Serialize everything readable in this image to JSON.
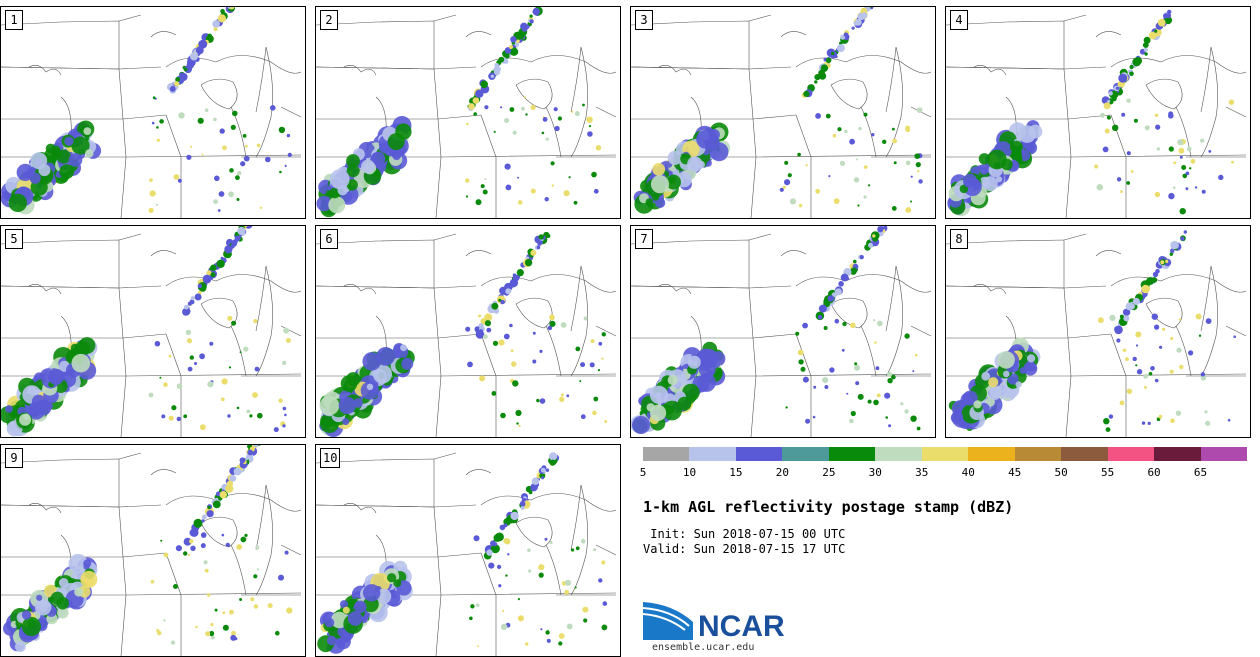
{
  "panels": [
    {
      "label": "1",
      "seed": 11
    },
    {
      "label": "2",
      "seed": 23
    },
    {
      "label": "3",
      "seed": 37
    },
    {
      "label": "4",
      "seed": 41
    },
    {
      "label": "5",
      "seed": 53
    },
    {
      "label": "6",
      "seed": 67
    },
    {
      "label": "7",
      "seed": 79
    },
    {
      "label": "8",
      "seed": 83
    },
    {
      "label": "9",
      "seed": 97
    },
    {
      "label": "10",
      "seed": 101
    }
  ],
  "legend": {
    "colors": [
      "#a6a6a6",
      "#b8c3ec",
      "#5a5ad6",
      "#4e9a9a",
      "#0a8a0a",
      "#bfdcbf",
      "#ebdd6c",
      "#ecb21e",
      "#b98a36",
      "#8c5a3c",
      "#f25383",
      "#6a1a3a",
      "#ae4aae"
    ],
    "labels": [
      "5",
      "10",
      "15",
      "20",
      "25",
      "30",
      "35",
      "40",
      "45",
      "50",
      "55",
      "60",
      "65"
    ]
  },
  "title": "1-km AGL reflectivity postage stamp (dBZ)",
  "init": " Init: Sun 2018-07-15 00 UTC",
  "valid": "Valid: Sun 2018-07-15 17 UTC",
  "logo": {
    "text": "NCAR",
    "site": "ensemble.ucar.edu"
  }
}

======

Problem to solve >>
Make an exact reproduction of the listing above, without any pictures.

Answer to the task >>
Serialize everything readable in this image to JSON.
{
  "panels": [
    {
      "label": "1",
      "seed": 11
    },
    {
      "label": "2",
      "seed": 23
    },
    {
      "label": "3",
      "seed": 37
    },
    {
      "label": "4",
      "seed": 41
    },
    {
      "label": "5",
      "seed": 53
    },
    {
      "label": "6",
      "seed": 67
    },
    {
      "label": "7",
      "seed": 79
    },
    {
      "label": "8",
      "seed": 83
    },
    {
      "label": "9",
      "seed": 97
    },
    {
      "label": "10",
      "seed": 101
    }
  ],
  "legend": {
    "colors": [
      "#a6a6a6",
      "#b8c3ec",
      "#5a5ad6",
      "#4e9a9a",
      "#0a8a0a",
      "#bfdcbf",
      "#ebdd6c",
      "#ecb21e",
      "#b98a36",
      "#8c5a3c",
      "#f25383",
      "#6a1a3a",
      "#ae4aae"
    ],
    "labels": [
      "5",
      "10",
      "15",
      "20",
      "25",
      "30",
      "35",
      "40",
      "45",
      "50",
      "55",
      "60",
      "65"
    ]
  },
  "title": "1-km AGL reflectivity postage stamp (dBZ)",
  "init": " Init: Sun 2018-07-15 00 UTC",
  "valid": "Valid: Sun 2018-07-15 17 UTC",
  "logo": {
    "text": "NCAR",
    "site": "ensemble.ucar.edu"
  }
}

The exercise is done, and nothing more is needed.